* **Given problem**
Filter these entries so that only lines with the word "JSON" remain.
——
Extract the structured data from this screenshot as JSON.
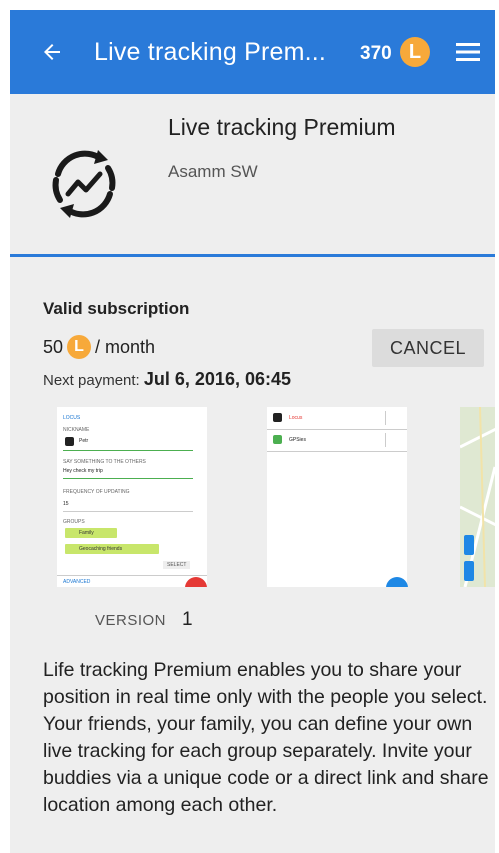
{
  "app_bar": {
    "title": "Live tracking Prem...",
    "credits": "370",
    "coin_letter": "L",
    "back_icon": "arrow-left-icon",
    "menu_icon": "hamburger-menu-icon",
    "color": "#2a7ad9"
  },
  "header": {
    "app_name": "Live tracking Premium",
    "author": "Asamm SW",
    "icon": "live-tracking-sync-icon"
  },
  "subscription": {
    "title": "Valid subscription",
    "price_amount": "50",
    "coin_letter": "L",
    "period": "/ month",
    "next_payment_label": "Next payment: ",
    "next_payment_date": "Jul 6, 2016, 06:45",
    "cancel_label": "CANCEL"
  },
  "screenshots": {
    "shot1": {
      "heading": "LOCUS",
      "nickname_label": "NICKNAME",
      "nickname": "Petr",
      "message_label": "SAY SOMETHING TO THE OTHERS",
      "message": "Hey check my trip",
      "frequency_label": "FREQUENCY OF UPDATING",
      "frequency": "15",
      "groups_label": "GROUPS",
      "group1": "Family",
      "group2": "Geocaching friends",
      "select_label": "SELECT",
      "advanced_label": "ADVANCED"
    },
    "shot2": {
      "row1": "Locus",
      "row2": "GPSies"
    }
  },
  "version": {
    "label": "VERSION",
    "value": "1"
  },
  "description": "Life tracking Premium enables you to share your position in real time only with the people you select. Your friends, your family, you can define your own live tracking for each group separately. Invite your buddies via a unique code or a direct link and share location among each other.",
  "colors": {
    "accent": "#2a7ad9",
    "coin": "#f7a93a",
    "background": "#eeeeee"
  }
}
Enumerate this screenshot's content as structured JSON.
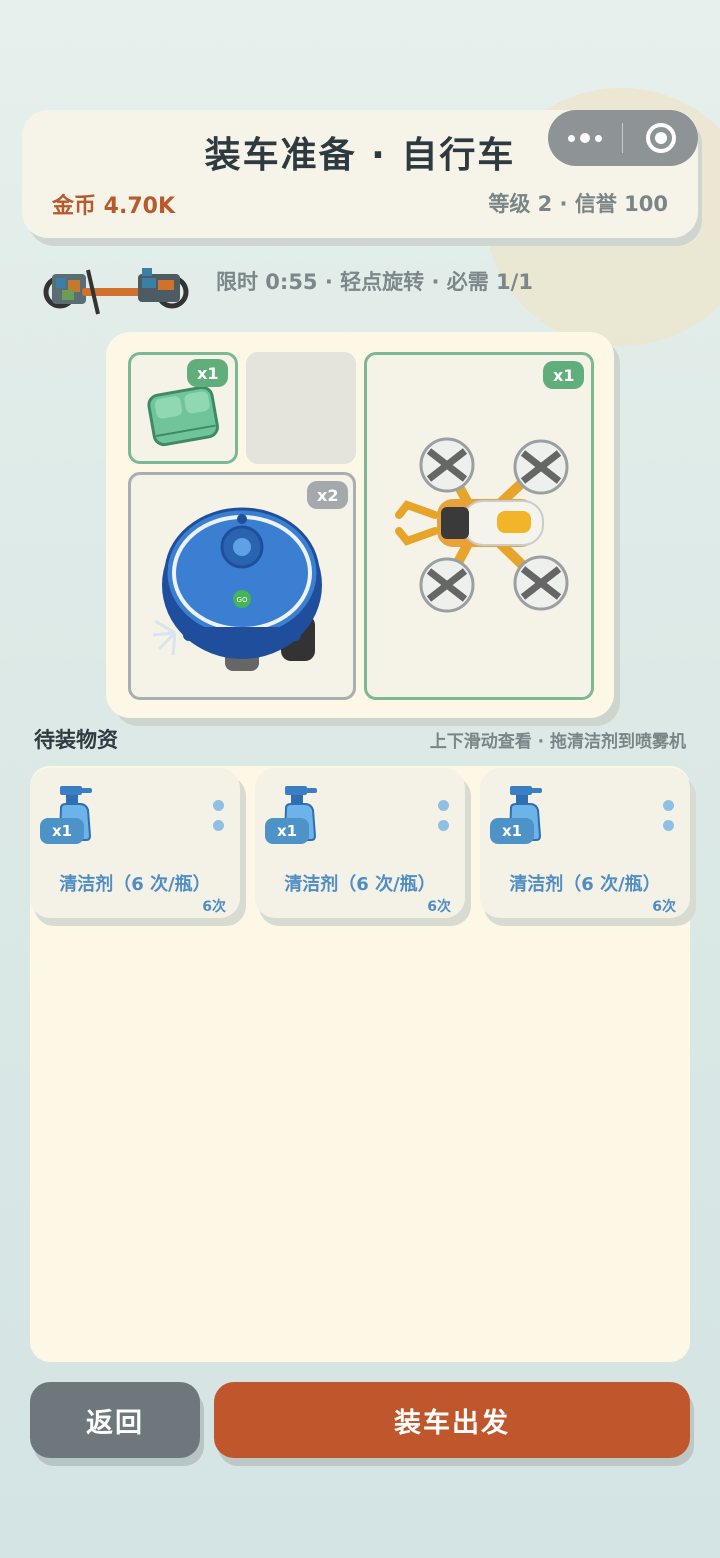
{
  "header": {
    "title": "装车准备 · 自行车",
    "coins": "金币 4.70K",
    "stats": "等级 2 · 信誉 100"
  },
  "capsule": {
    "more_icon": "more-dots-icon",
    "close_icon": "target-icon"
  },
  "info": {
    "text": "限时 0:55 · 轻点旋转 · 必需 1/1"
  },
  "board": {
    "slots": [
      {
        "item": "towel",
        "badge": "x1"
      },
      {
        "item": "empty"
      },
      {
        "item": "robot-vacuum",
        "badge": "x2"
      },
      {
        "item": "drone",
        "badge": "x1"
      }
    ]
  },
  "supplies": {
    "title": "待装物资",
    "hint": "上下滑动查看 · 拖清洁剂到喷雾机",
    "items": [
      {
        "badge": "x1",
        "name": "清洁剂（6 次/瓶）",
        "uses": "6次"
      },
      {
        "badge": "x1",
        "name": "清洁剂（6 次/瓶）",
        "uses": "6次"
      },
      {
        "badge": "x1",
        "name": "清洁剂（6 次/瓶）",
        "uses": "6次"
      }
    ]
  },
  "buttons": {
    "back": "返回",
    "depart": "装车出发"
  },
  "colors": {
    "accent": "#c0562b",
    "back_button": "#6e787c",
    "coins": "#b85a2c",
    "item_text": "#4f8dc2",
    "badge_green": "#5fae7b"
  }
}
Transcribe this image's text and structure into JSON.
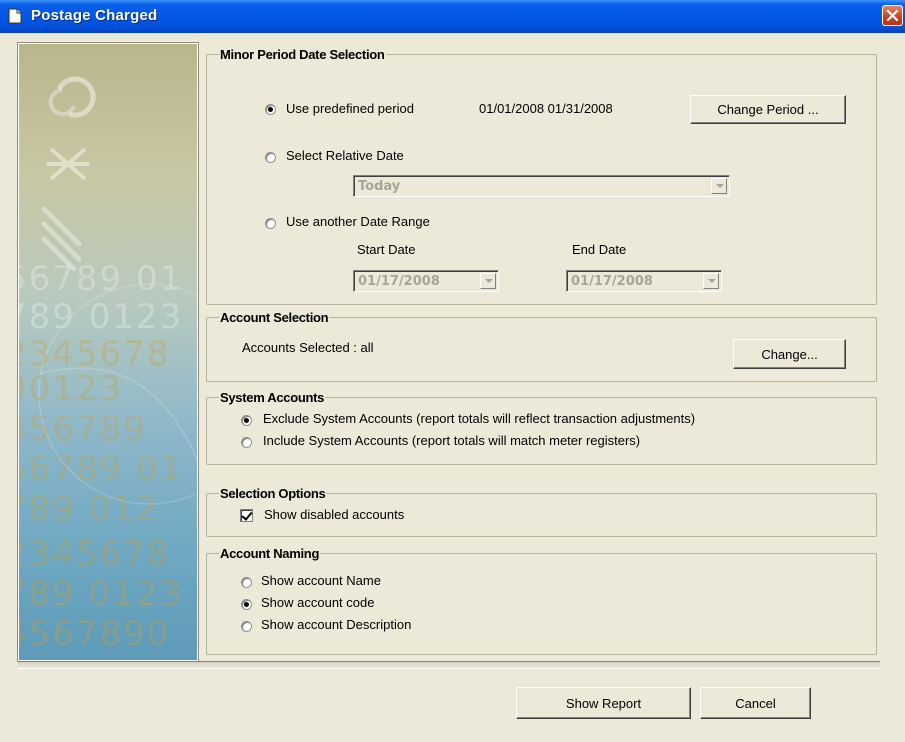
{
  "window": {
    "title": "Postage Charged"
  },
  "minor_period": {
    "legend": "Minor Period Date Selection",
    "predefined_label": "Use predefined period",
    "predefined_selected": true,
    "predefined_dates": "01/01/2008 01/31/2008",
    "change_period_label": "Change Period ...",
    "relative_label": "Select Relative Date",
    "relative_selected": false,
    "relative_value": "Today",
    "range_label": "Use another Date Range",
    "range_selected": false,
    "start_label": "Start Date",
    "end_label": "End Date",
    "start_value": "01/17/2008",
    "end_value": "01/17/2008"
  },
  "account_selection": {
    "legend": "Account Selection",
    "selected_text": "Accounts Selected : all",
    "change_label": "Change..."
  },
  "system_accounts": {
    "legend": "System Accounts",
    "options": [
      {
        "label": "Exclude System Accounts (report totals will reflect transaction adjustments)",
        "checked": true
      },
      {
        "label": "Include System Accounts (report totals will match  meter registers)",
        "checked": false
      }
    ]
  },
  "selection_options": {
    "legend": "Selection Options",
    "show_disabled_label": "Show disabled accounts",
    "show_disabled_checked": true
  },
  "account_naming": {
    "legend": "Account Naming",
    "options": [
      {
        "label": "Show account Name",
        "checked": false
      },
      {
        "label": "Show account code",
        "checked": true
      },
      {
        "label": "Show account Description",
        "checked": false
      }
    ]
  },
  "footer": {
    "show_report_label": "Show Report",
    "cancel_label": "Cancel"
  },
  "colors": {
    "titlebar": "#0058e6",
    "dialog_bg": "#ECE9D8",
    "disabled_text": "#a7a596"
  },
  "icons": {
    "window_icon": "document-icon",
    "close": "close-icon"
  }
}
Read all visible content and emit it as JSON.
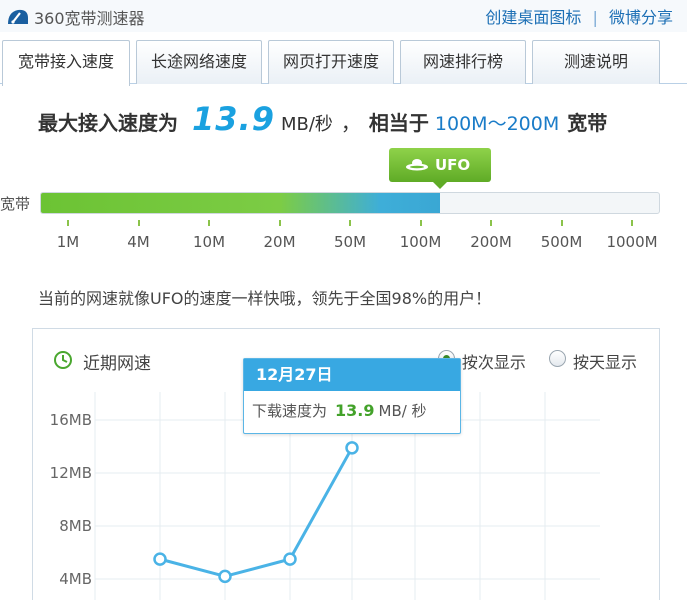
{
  "window": {
    "title": "360宽带测速器",
    "links": [
      "创建桌面图标",
      "微博分享"
    ],
    "link_separator": "|"
  },
  "tabs": [
    {
      "label": "宽带接入速度",
      "active": true
    },
    {
      "label": "长途网络速度",
      "active": false
    },
    {
      "label": "网页打开速度",
      "active": false
    },
    {
      "label": "网速排行榜",
      "active": false
    },
    {
      "label": "测速说明",
      "active": false
    }
  ],
  "headline": {
    "prefix": "最大接入速度为",
    "speed": "13.9",
    "unit": "MB/秒",
    "comma": "，",
    "equiv": "相当于",
    "range": "100M～200M",
    "suffix": "宽带"
  },
  "speed_meter": {
    "badge_label": "UFO",
    "bar_label": "宽带",
    "fill_fraction": 0.645,
    "ticks": [
      "1M",
      "4M",
      "10M",
      "20M",
      "50M",
      "100M",
      "200M",
      "500M",
      "1000M"
    ],
    "colors": {
      "green": "#6cc334",
      "blue": "#3aa7d4"
    }
  },
  "status_text": "当前的网速就像UFO的速度一样快哦，领先于全国98%的用户！",
  "panel": {
    "title": "近期网速",
    "radio_options": [
      {
        "label": "按次显示",
        "selected": true
      },
      {
        "label": "按天显示",
        "selected": false
      }
    ]
  },
  "tooltip": {
    "date": "12月27日",
    "label": "下载速度为",
    "value": "13.9",
    "unit": "MB/ 秒"
  },
  "chart_data": {
    "type": "line",
    "yticks": [
      "16MB",
      "12MB",
      "8MB",
      "4MB"
    ],
    "ytick_values": [
      16,
      12,
      8,
      4
    ],
    "ylim": [
      0,
      18
    ],
    "grid": true,
    "series": [
      {
        "values": [
          5.5,
          4.2,
          5.5,
          13.9
        ]
      }
    ],
    "color": "#4ab3e6"
  }
}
——
* **In response**
Extract the structured data from this screenshot as JSON.
Enumerate this screenshot's content as structured JSON.
Transcribe this image's text and structure into JSON.
Read all visible content and emit it as JSON.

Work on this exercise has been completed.